What is asked:
**a.** Copy the part of the text on Dominion's rate-of-return legislation, from "As initially drafted, it" down to "by the SCC.", word for word.
**b.** Pick up the account of Dominion's push for a higher return on equity after its final sentence and keep writing it.
--- Begin Document excerpt ---
Far more divisive was Dominion’s own effort to secure an increased rate of return on equity (ROE). This legislation earned its own bipartisan support from Dominion loyalists, led by Senate Majority Leader Dick Saslaw, D-Fairfax, for the Senate bill and House Majority Leader Terry Kilgore, R-Scott, for the House bill

As initially drafted, it probably should have been called the Unaffordable Energy Act instead of the reassuringly bureaucratic-sounding Virginia Electric Utility Regulation Act. The bill described a formula for determining Dominion’s allowed ROE that SCC staff calculated could result in an ROE as high as 11.57%, up from the currently-allowed 9.35%. SCC staff told legislators this could cost ratepayers $4 billion through 2040. In return, the bill offered some near-term savings for customers but also would have removed the last vestige of retail competition and opened VCEA coal plant retirement commitments to second-guessing by the SCC.

Dominion pulled out all the stops. The company supplemented its own in-house lobbying corps of 13 with another 17 top lobbyists from around Richmond. Former senator John Watkins signed on, as did former FERC commissioner Bernard McNamee. CEO Bob Blue showed up personally  to push the bill. Dominion ran full-page ads in the Washington Post and Virginia newspapers touting a provision of the bill that would save ratepayers $300 million (neglecting to mention that it was the ratepayers’ own money). The ad featured a dog so people could be sure Dominion was being friendly.
--- End Document excerpt ---
--- Begin Data shown ---
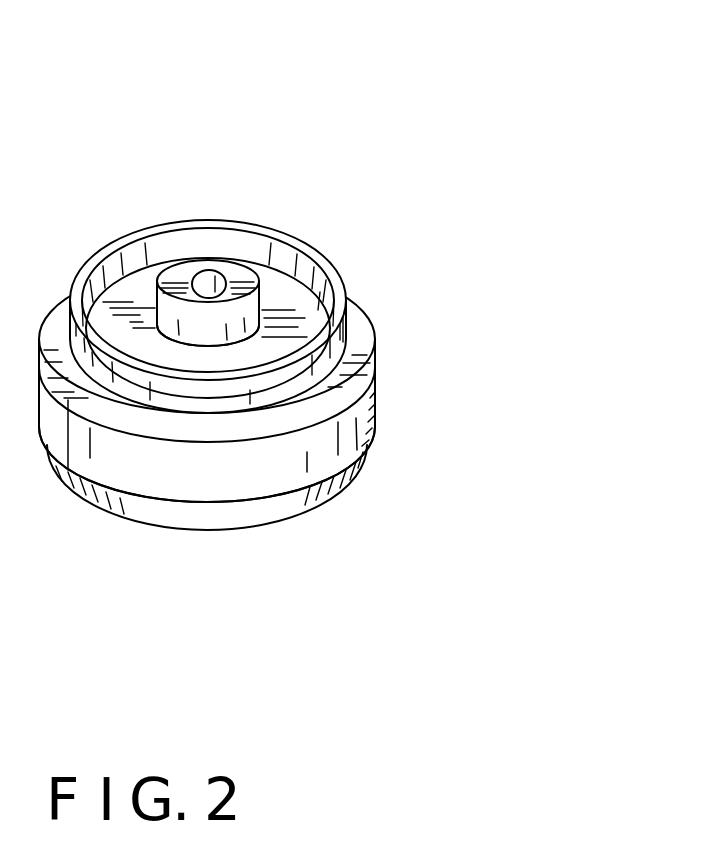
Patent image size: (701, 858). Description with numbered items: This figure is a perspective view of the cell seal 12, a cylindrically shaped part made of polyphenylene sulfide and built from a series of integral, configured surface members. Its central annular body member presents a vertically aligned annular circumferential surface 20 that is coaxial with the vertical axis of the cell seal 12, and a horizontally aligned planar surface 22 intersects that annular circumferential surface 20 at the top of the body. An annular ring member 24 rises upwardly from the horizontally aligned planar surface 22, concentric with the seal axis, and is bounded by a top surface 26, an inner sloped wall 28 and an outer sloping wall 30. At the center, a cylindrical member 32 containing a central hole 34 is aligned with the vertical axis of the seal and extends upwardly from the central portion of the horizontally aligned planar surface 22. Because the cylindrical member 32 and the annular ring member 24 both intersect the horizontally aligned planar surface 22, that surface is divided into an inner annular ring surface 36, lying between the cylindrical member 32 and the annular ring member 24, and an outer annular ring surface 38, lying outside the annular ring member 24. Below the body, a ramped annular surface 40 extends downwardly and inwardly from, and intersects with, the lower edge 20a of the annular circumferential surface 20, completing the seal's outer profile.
--- End Data shown ---
The results:
**a.**
As initially drafted, it probably should have been called the Unaffordable Energy Act instead of the reassuringly bureaucratic-sounding Virginia Electric Utility Regulation Act. The bill described a formula for determining Dominion’s allowed ROE that SCC staff calculated could result in an ROE as high as 11.57%, up from the currently-allowed 9.35%. SCC staff told legislators this could cost ratepayers $4 billion through 2040. In return, the bill offered some near-term savings for customers but also would have removed the last vestige of retail competition and opened VCEA coal plant retirement commitments to second-guessing by the SCC.

**b.**
It didn’t work. The consumer advocates hung tough, and Gov. Youngkin, possibly a cat person, added his weight to the resistance. As the Mercury reported, the “compromise” that all parties now swear they are delighted with gives Dominion very little kibble. The coal plants will be retired on schedule, ratepayers will see savings and a larger percentage of over earnings will be returned to customers in the future. In exchange, Dominion’s future return on equity will be bumped up to 9.7%, but only for two years, after which the SCC will have discretion to set the ROE as it deems fair. (That is, if Dominion doesn’t start the next food fight first.)

Appalachian Power had its own troubles this session. APCo-only legislationthat would have replaced the requirement for an integrated resource plan with an “annual true-up review” was radically amended to become an entirely different bill. It now allows both utilities to finance the high fuel costs they’ve incurred due to soaring natural gas and coal prices. The amendments were welcomed both as a way to handle the fuel debt and so that no one had to figure out what a true-up review is. The bills passed handily.

One other successful piece of legislation may help avoid future food fights. Sen. Scott Surovell, D-Fairfax, and Del. Kilgore worked together to resuscitate the Commission on Electric Utility Regulation (CEUR) and create more transparency around utility planning. The original bill also created a structure for state energy planning, but that proved too much for House Republicans, who amended it down to the lean bill that passed.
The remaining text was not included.